--- LISTING ---

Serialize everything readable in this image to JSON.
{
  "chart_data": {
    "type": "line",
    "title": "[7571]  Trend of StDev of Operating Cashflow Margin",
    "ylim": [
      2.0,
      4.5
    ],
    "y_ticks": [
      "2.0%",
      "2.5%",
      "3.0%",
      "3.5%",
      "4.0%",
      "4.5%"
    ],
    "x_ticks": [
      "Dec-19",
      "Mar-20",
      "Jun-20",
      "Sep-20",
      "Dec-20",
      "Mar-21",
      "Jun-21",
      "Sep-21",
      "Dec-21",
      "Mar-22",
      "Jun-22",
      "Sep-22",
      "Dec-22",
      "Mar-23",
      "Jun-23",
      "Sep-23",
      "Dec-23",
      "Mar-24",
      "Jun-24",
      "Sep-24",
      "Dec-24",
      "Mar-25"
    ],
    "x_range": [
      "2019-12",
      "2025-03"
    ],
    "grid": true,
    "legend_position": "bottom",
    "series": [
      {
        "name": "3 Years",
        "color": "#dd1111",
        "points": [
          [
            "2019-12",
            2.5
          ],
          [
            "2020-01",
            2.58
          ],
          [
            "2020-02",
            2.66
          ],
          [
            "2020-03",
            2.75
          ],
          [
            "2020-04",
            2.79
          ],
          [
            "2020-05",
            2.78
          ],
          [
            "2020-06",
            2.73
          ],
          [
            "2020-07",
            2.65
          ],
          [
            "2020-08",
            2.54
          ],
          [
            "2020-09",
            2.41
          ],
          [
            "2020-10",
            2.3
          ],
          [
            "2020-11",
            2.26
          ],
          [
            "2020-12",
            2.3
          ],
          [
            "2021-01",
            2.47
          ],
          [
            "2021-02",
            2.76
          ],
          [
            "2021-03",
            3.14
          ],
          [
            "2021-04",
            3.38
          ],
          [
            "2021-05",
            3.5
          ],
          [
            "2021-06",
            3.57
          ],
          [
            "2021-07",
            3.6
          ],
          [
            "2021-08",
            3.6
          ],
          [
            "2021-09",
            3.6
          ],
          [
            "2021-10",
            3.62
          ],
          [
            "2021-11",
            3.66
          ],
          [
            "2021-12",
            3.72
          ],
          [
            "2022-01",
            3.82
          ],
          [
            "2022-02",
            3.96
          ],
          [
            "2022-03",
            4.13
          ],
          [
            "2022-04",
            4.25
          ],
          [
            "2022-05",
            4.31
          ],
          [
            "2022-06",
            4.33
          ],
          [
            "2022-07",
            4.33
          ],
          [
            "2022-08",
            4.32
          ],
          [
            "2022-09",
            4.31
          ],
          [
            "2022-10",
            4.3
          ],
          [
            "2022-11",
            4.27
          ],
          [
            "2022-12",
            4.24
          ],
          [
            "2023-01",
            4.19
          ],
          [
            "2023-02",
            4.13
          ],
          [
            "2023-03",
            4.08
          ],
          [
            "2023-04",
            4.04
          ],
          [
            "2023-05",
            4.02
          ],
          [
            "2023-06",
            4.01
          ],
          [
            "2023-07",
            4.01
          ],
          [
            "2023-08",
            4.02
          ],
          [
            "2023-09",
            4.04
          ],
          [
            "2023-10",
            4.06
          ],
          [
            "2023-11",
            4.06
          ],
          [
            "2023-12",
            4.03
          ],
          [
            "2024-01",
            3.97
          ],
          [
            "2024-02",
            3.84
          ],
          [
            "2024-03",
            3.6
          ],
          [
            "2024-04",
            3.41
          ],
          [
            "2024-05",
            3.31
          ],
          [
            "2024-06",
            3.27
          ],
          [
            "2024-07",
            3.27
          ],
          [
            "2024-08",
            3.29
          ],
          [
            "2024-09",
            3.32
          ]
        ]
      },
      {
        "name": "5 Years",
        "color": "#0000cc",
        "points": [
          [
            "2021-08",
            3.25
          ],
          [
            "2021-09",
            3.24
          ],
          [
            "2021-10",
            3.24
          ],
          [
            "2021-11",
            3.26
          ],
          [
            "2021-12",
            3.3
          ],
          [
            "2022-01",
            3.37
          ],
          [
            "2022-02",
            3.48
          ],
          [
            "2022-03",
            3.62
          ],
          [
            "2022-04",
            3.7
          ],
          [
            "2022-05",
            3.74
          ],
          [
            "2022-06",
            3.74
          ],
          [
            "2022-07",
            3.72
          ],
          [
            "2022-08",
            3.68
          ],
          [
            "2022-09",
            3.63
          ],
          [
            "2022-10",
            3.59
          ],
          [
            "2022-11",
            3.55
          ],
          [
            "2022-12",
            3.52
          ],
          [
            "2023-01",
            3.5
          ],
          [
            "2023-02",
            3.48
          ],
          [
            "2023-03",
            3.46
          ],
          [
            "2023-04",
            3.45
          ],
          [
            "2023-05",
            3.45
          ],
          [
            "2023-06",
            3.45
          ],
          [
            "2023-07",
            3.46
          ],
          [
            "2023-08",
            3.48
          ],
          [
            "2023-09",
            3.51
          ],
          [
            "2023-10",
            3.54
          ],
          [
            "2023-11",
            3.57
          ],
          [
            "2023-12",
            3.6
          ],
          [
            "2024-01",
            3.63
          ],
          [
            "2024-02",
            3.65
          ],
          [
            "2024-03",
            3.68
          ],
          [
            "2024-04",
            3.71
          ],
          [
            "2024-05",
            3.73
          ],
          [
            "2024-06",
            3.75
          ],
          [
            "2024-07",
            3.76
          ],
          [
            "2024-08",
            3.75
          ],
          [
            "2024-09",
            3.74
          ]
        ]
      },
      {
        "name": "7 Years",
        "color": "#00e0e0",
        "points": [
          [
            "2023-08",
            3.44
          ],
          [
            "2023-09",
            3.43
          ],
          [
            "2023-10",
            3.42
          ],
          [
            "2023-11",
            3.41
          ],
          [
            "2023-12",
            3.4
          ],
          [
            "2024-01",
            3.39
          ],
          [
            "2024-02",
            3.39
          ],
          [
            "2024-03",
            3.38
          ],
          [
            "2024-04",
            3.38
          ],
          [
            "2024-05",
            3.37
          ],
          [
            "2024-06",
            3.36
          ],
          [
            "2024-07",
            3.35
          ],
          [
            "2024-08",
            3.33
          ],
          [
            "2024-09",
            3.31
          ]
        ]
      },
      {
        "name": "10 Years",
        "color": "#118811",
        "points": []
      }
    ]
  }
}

---

WHAT YOU NEED TO DO: Emit the full listing verbatim.

EXERCISE ANSWER:
Serialize everything readable in this image to JSON.
{
  "chart_data": {
    "type": "line",
    "title": "[7571]  Trend of StDev of Operating Cashflow Margin",
    "ylim": [
      2.0,
      4.5
    ],
    "y_ticks": [
      "2.0%",
      "2.5%",
      "3.0%",
      "3.5%",
      "4.0%",
      "4.5%"
    ],
    "x_ticks": [
      "Dec-19",
      "Mar-20",
      "Jun-20",
      "Sep-20",
      "Dec-20",
      "Mar-21",
      "Jun-21",
      "Sep-21",
      "Dec-21",
      "Mar-22",
      "Jun-22",
      "Sep-22",
      "Dec-22",
      "Mar-23",
      "Jun-23",
      "Sep-23",
      "Dec-23",
      "Mar-24",
      "Jun-24",
      "Sep-24",
      "Dec-24",
      "Mar-25"
    ],
    "x_range": [
      "2019-12",
      "2025-03"
    ],
    "grid": true,
    "legend_position": "bottom",
    "series": [
      {
        "name": "3 Years",
        "color": "#dd1111",
        "points": [
          [
            "2019-12",
            2.5
          ],
          [
            "2020-01",
            2.58
          ],
          [
            "2020-02",
            2.66
          ],
          [
            "2020-03",
            2.75
          ],
          [
            "2020-04",
            2.79
          ],
          [
            "2020-05",
            2.78
          ],
          [
            "2020-06",
            2.73
          ],
          [
            "2020-07",
            2.65
          ],
          [
            "2020-08",
            2.54
          ],
          [
            "2020-09",
            2.41
          ],
          [
            "2020-10",
            2.3
          ],
          [
            "2020-11",
            2.26
          ],
          [
            "2020-12",
            2.3
          ],
          [
            "2021-01",
            2.47
          ],
          [
            "2021-02",
            2.76
          ],
          [
            "2021-03",
            3.14
          ],
          [
            "2021-04",
            3.38
          ],
          [
            "2021-05",
            3.5
          ],
          [
            "2021-06",
            3.57
          ],
          [
            "2021-07",
            3.6
          ],
          [
            "2021-08",
            3.6
          ],
          [
            "2021-09",
            3.6
          ],
          [
            "2021-10",
            3.62
          ],
          [
            "2021-11",
            3.66
          ],
          [
            "2021-12",
            3.72
          ],
          [
            "2022-01",
            3.82
          ],
          [
            "2022-02",
            3.96
          ],
          [
            "2022-03",
            4.13
          ],
          [
            "2022-04",
            4.25
          ],
          [
            "2022-05",
            4.31
          ],
          [
            "2022-06",
            4.33
          ],
          [
            "2022-07",
            4.33
          ],
          [
            "2022-08",
            4.32
          ],
          [
            "2022-09",
            4.31
          ],
          [
            "2022-10",
            4.3
          ],
          [
            "2022-11",
            4.27
          ],
          [
            "2022-12",
            4.24
          ],
          [
            "2023-01",
            4.19
          ],
          [
            "2023-02",
            4.13
          ],
          [
            "2023-03",
            4.08
          ],
          [
            "2023-04",
            4.04
          ],
          [
            "2023-05",
            4.02
          ],
          [
            "2023-06",
            4.01
          ],
          [
            "2023-07",
            4.01
          ],
          [
            "2023-08",
            4.02
          ],
          [
            "2023-09",
            4.04
          ],
          [
            "2023-10",
            4.06
          ],
          [
            "2023-11",
            4.06
          ],
          [
            "2023-12",
            4.03
          ],
          [
            "2024-01",
            3.97
          ],
          [
            "2024-02",
            3.84
          ],
          [
            "2024-03",
            3.6
          ],
          [
            "2024-04",
            3.41
          ],
          [
            "2024-05",
            3.31
          ],
          [
            "2024-06",
            3.27
          ],
          [
            "2024-07",
            3.27
          ],
          [
            "2024-08",
            3.29
          ],
          [
            "2024-09",
            3.32
          ]
        ]
      },
      {
        "name": "5 Years",
        "color": "#0000cc",
        "points": [
          [
            "2021-08",
            3.25
          ],
          [
            "2021-09",
            3.24
          ],
          [
            "2021-10",
            3.24
          ],
          [
            "2021-11",
            3.26
          ],
          [
            "2021-12",
            3.3
          ],
          [
            "2022-01",
            3.37
          ],
          [
            "2022-02",
            3.48
          ],
          [
            "2022-03",
            3.62
          ],
          [
            "2022-04",
            3.7
          ],
          [
            "2022-05",
            3.74
          ],
          [
            "2022-06",
            3.74
          ],
          [
            "2022-07",
            3.72
          ],
          [
            "2022-08",
            3.68
          ],
          [
            "2022-09",
            3.63
          ],
          [
            "2022-10",
            3.59
          ],
          [
            "2022-11",
            3.55
          ],
          [
            "2022-12",
            3.52
          ],
          [
            "2023-01",
            3.5
          ],
          [
            "2023-02",
            3.48
          ],
          [
            "2023-03",
            3.46
          ],
          [
            "2023-04",
            3.45
          ],
          [
            "2023-05",
            3.45
          ],
          [
            "2023-06",
            3.45
          ],
          [
            "2023-07",
            3.46
          ],
          [
            "2023-08",
            3.48
          ],
          [
            "2023-09",
            3.51
          ],
          [
            "2023-10",
            3.54
          ],
          [
            "2023-11",
            3.57
          ],
          [
            "2023-12",
            3.6
          ],
          [
            "2024-01",
            3.63
          ],
          [
            "2024-02",
            3.65
          ],
          [
            "2024-03",
            3.68
          ],
          [
            "2024-04",
            3.71
          ],
          [
            "2024-05",
            3.73
          ],
          [
            "2024-06",
            3.75
          ],
          [
            "2024-07",
            3.76
          ],
          [
            "2024-08",
            3.75
          ],
          [
            "2024-09",
            3.74
          ]
        ]
      },
      {
        "name": "7 Years",
        "color": "#00e0e0",
        "points": [
          [
            "2023-08",
            3.44
          ],
          [
            "2023-09",
            3.43
          ],
          [
            "2023-10",
            3.42
          ],
          [
            "2023-11",
            3.41
          ],
          [
            "2023-12",
            3.4
          ],
          [
            "2024-01",
            3.39
          ],
          [
            "2024-02",
            3.39
          ],
          [
            "2024-03",
            3.38
          ],
          [
            "2024-04",
            3.38
          ],
          [
            "2024-05",
            3.37
          ],
          [
            "2024-06",
            3.36
          ],
          [
            "2024-07",
            3.35
          ],
          [
            "2024-08",
            3.33
          ],
          [
            "2024-09",
            3.31
          ]
        ]
      },
      {
        "name": "10 Years",
        "color": "#118811",
        "points": []
      }
    ]
  }
}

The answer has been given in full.